▶ Records for processing:

==============================

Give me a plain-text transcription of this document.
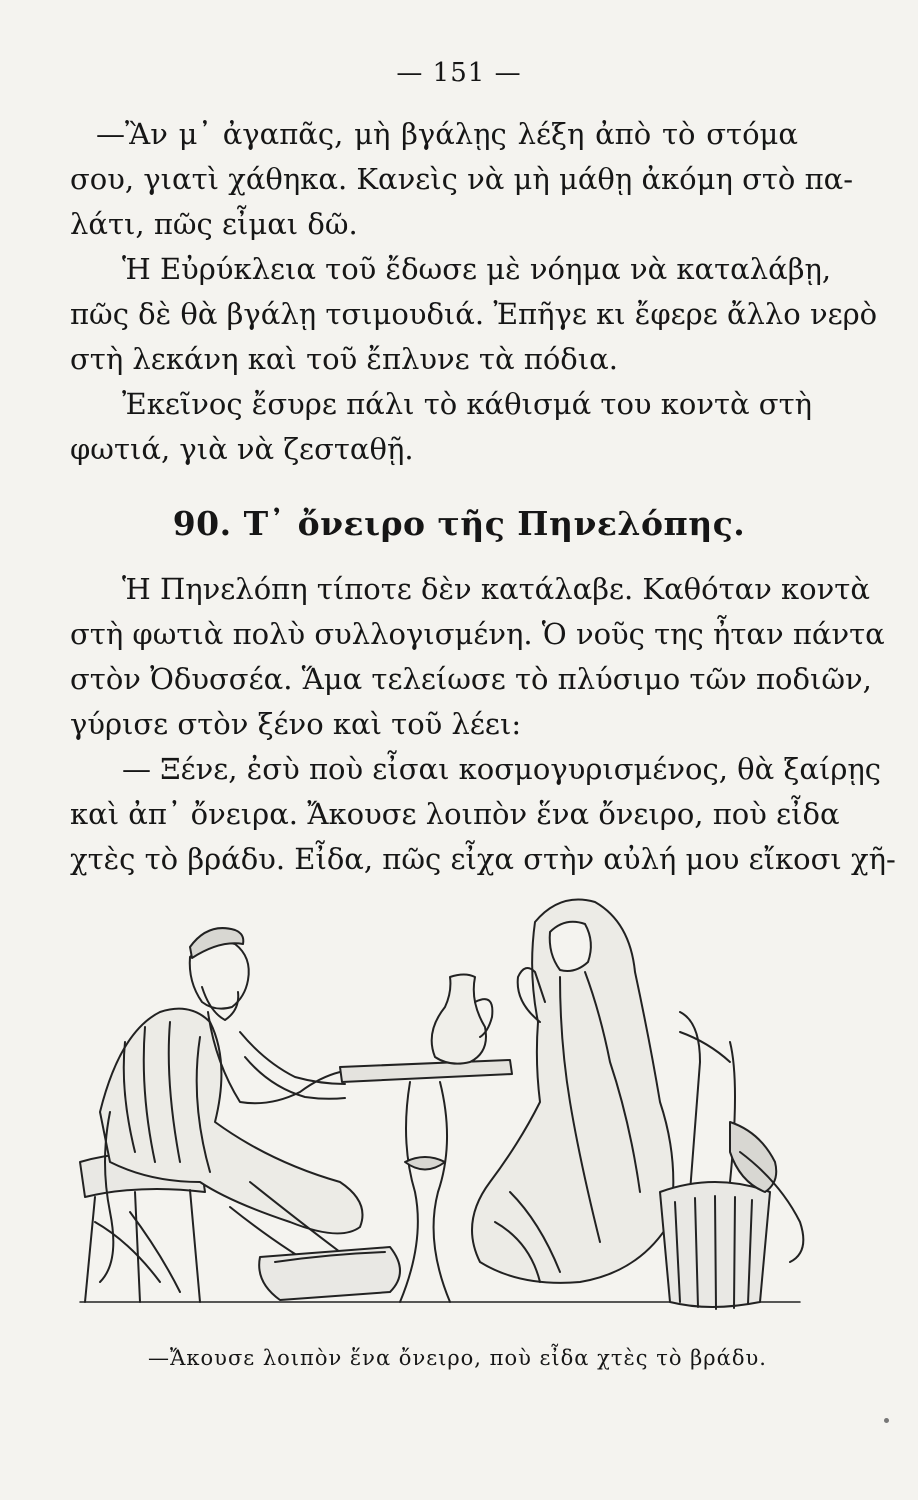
— 151 —
—Ἂν μ᾽ ἀγαπᾶς, μὴ βγάλῃς λέξη ἀπὸ τὸ στόμα
σου, γιατὶ χάθηκα. Κανεὶς νὰ μὴ μάθῃ ἀκόμη στὸ πα-
λάτι, πῶς εἶμαι δῶ.
Ἡ Εὐρύκλεια τοῦ ἔδωσε μὲ νόημα νὰ καταλάβῃ,
πῶς δὲ θὰ βγάλῃ τσιμουδιά. Ἐπῆγε κι ἔφερε ἄλλο νερὸ
στὴ λεκάνη καὶ τοῦ ἔπλυνε τὰ πόδια.
Ἐκεῖνος ἔσυρε πάλι τὸ κάθισμά του κοντὰ στὴ
φωτιά, γιὰ νὰ ζεσταθῇ.
90. Τ᾽ ὄνειρο τῆς Πηνελόπης.
Ἡ Πηνελόπη τίποτε δὲν κατάλαβε. Καθόταν κοντὰ
στὴ φωτιὰ πολὺ συλλογισμένη. Ὁ νοῦς της ἦταν πάντα
στὸν Ὀδυσσέα. Ἅμα τελείωσε τὸ πλύσιμο τῶν ποδιῶν,
γύρισε στὸν ξένο καὶ τοῦ λέει:
— Ξένε, ἐσὺ ποὺ εἶσαι κοσμογυρισμένος, θὰ ξαίρῃς
καὶ ἀπ᾽ ὄνειρα. Ἄκουσε λοιπὸν ἕνα ὄνειρο, ποὺ εἶδα
χτὲς τὸ βράδυ. Εἶδα, πῶς εἶχα στὴν αὐλή μου εἴκοσι χῆ-
—Ἄκουσε λοιπὸν ἕνα ὄνειρο, ποὺ εἶδα χτὲς τὸ βράδυ.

==============================

Make an exact copy of all entries above, dropping the images.

▶ Exercise solution:
Give me a plain-text transcription of this document.
— 151 —
—Ἂν μ᾽ ἀγαπᾶς, μὴ βγάλῃς λέξη ἀπὸ τὸ στόμα
σου, γιατὶ χάθηκα. Κανεὶς νὰ μὴ μάθῃ ἀκόμη στὸ πα-
λάτι, πῶς εἶμαι δῶ.
Ἡ Εὐρύκλεια τοῦ ἔδωσε μὲ νόημα νὰ καταλάβῃ,
πῶς δὲ θὰ βγάλῃ τσιμουδιά. Ἐπῆγε κι ἔφερε ἄλλο νερὸ
στὴ λεκάνη καὶ τοῦ ἔπλυνε τὰ πόδια.
Ἐκεῖνος ἔσυρε πάλι τὸ κάθισμά του κοντὰ στὴ
φωτιά, γιὰ νὰ ζεσταθῇ.
90. Τ᾽ ὄνειρο τῆς Πηνελόπης.
Ἡ Πηνελόπη τίποτε δὲν κατάλαβε. Καθόταν κοντὰ
στὴ φωτιὰ πολὺ συλλογισμένη. Ὁ νοῦς της ἦταν πάντα
στὸν Ὀδυσσέα. Ἅμα τελείωσε τὸ πλύσιμο τῶν ποδιῶν,
γύρισε στὸν ξένο καὶ τοῦ λέει:
— Ξένε, ἐσὺ ποὺ εἶσαι κοσμογυρισμένος, θὰ ξαίρῃς
καὶ ἀπ᾽ ὄνειρα. Ἄκουσε λοιπὸν ἕνα ὄνειρο, ποὺ εἶδα
χτὲς τὸ βράδυ. Εἶδα, πῶς εἶχα στὴν αὐλή μου εἴκοσι χῆ-
—Ἄκουσε λοιπὸν ἕνα ὄνειρο, ποὺ εἶδα χτὲς τὸ βράδυ.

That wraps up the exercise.